(Data taken from a collection)
┌──
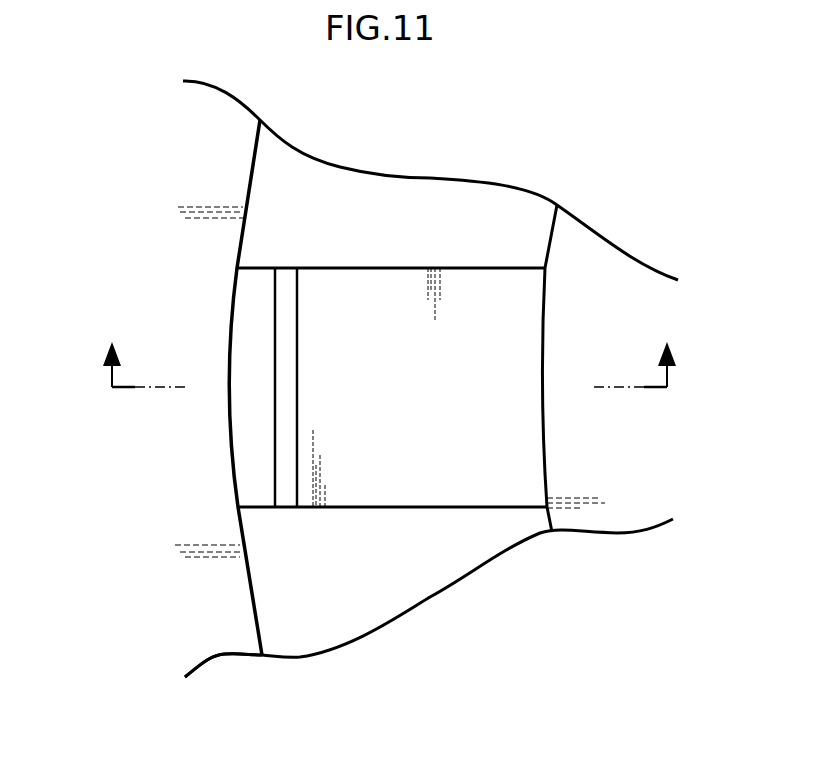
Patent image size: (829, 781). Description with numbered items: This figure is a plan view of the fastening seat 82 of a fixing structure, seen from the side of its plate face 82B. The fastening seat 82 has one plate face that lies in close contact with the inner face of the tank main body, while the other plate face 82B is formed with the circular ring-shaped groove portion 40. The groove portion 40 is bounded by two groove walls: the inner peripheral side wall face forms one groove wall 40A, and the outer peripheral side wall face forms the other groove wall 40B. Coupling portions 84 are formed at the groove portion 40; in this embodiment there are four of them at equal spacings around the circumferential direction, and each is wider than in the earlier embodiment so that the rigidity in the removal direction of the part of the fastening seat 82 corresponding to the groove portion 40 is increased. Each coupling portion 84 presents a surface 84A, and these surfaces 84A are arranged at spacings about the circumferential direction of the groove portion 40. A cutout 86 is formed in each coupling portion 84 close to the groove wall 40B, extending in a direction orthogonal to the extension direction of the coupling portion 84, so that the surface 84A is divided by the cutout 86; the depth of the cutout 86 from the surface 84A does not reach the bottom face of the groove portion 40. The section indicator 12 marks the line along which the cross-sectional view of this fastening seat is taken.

The section line XII-XII 12 is at (393, 364).
The groove portion 40 is at (480, 214).
The groove wall 40A is at (549, 232).
The groove wall 40B is at (244, 183).
The fastening seat 82 is at (223, 665).
The plate face 82B is at (222, 597).
The coupling portion 84 is at (447, 514).
The surface 84A is at (488, 343).
The cutout 86 is at (297, 300).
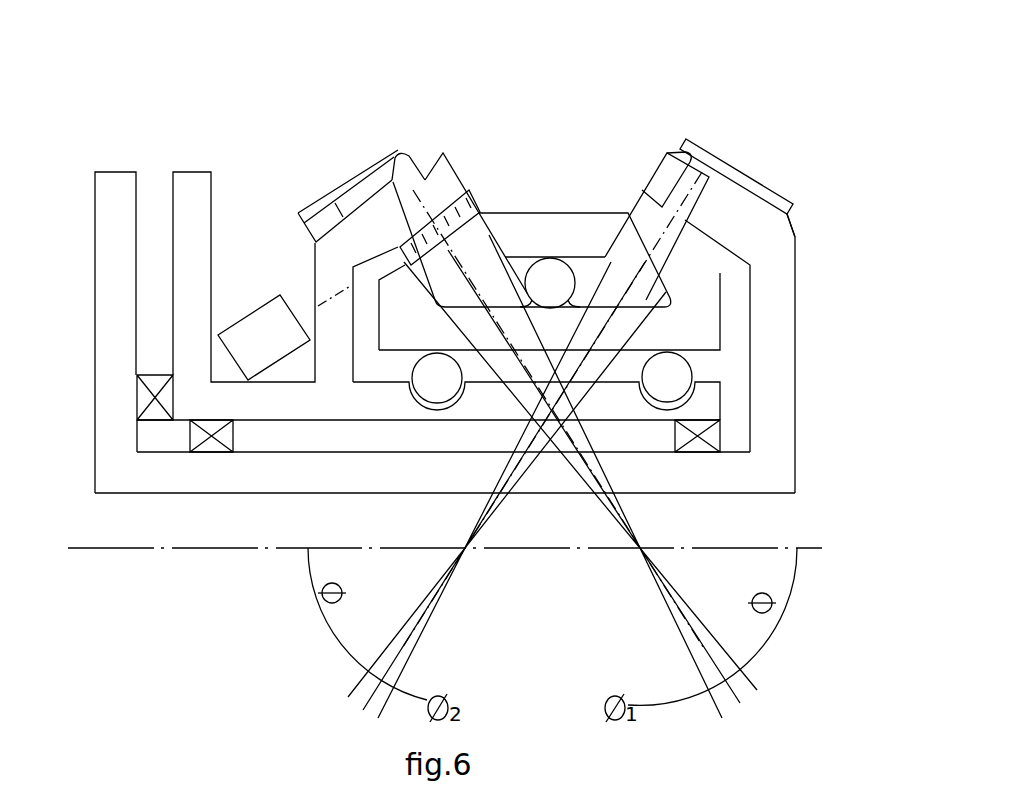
└──
▶ **TASK DIRECTIONS**
Rewrite the material above, changing "plan view" to "top view" and leaving everything else as it is. Omit the pictures from your answer.

▶ **RESPONSE TO THIS TASK**
Patent image size: (829, 781). Description with numbered items: This figure is a top view of the fastening seat 82 of a fixing structure, seen from the side of its plate face 82B. The fastening seat 82 has one plate face that lies in close contact with the inner face of the tank main body, while the other plate face 82B is formed with the circular ring-shaped groove portion 40. The groove portion 40 is bounded by two groove walls: the inner peripheral side wall face forms one groove wall 40A, and the outer peripheral side wall face forms the other groove wall 40B. Coupling portions 84 are formed at the groove portion 40; in this embodiment there are four of them at equal spacings around the circumferential direction, and each is wider than in the earlier embodiment so that the rigidity in the removal direction of the part of the fastening seat 82 corresponding to the groove portion 40 is increased. Each coupling portion 84 presents a surface 84A, and these surfaces 84A are arranged at spacings about the circumferential direction of the groove portion 40. A cutout 86 is formed in each coupling portion 84 close to the groove wall 40B, extending in a direction orthogonal to the extension direction of the coupling portion 84, so that the surface 84A is divided by the cutout 86; the depth of the cutout 86 from the surface 84A does not reach the bottom face of the groove portion 40. The section indicator 12 marks the line along which the cross-sectional view of this fastening seat is taken.

The section line XII-XII 12 is at (393, 364).
The groove portion 40 is at (480, 214).
The groove wall 40A is at (549, 232).
The groove wall 40B is at (244, 183).
The fastening seat 82 is at (223, 665).
The plate face 82B is at (222, 597).
The coupling portion 84 is at (447, 514).
The surface 84A is at (488, 343).
The cutout 86 is at (297, 300).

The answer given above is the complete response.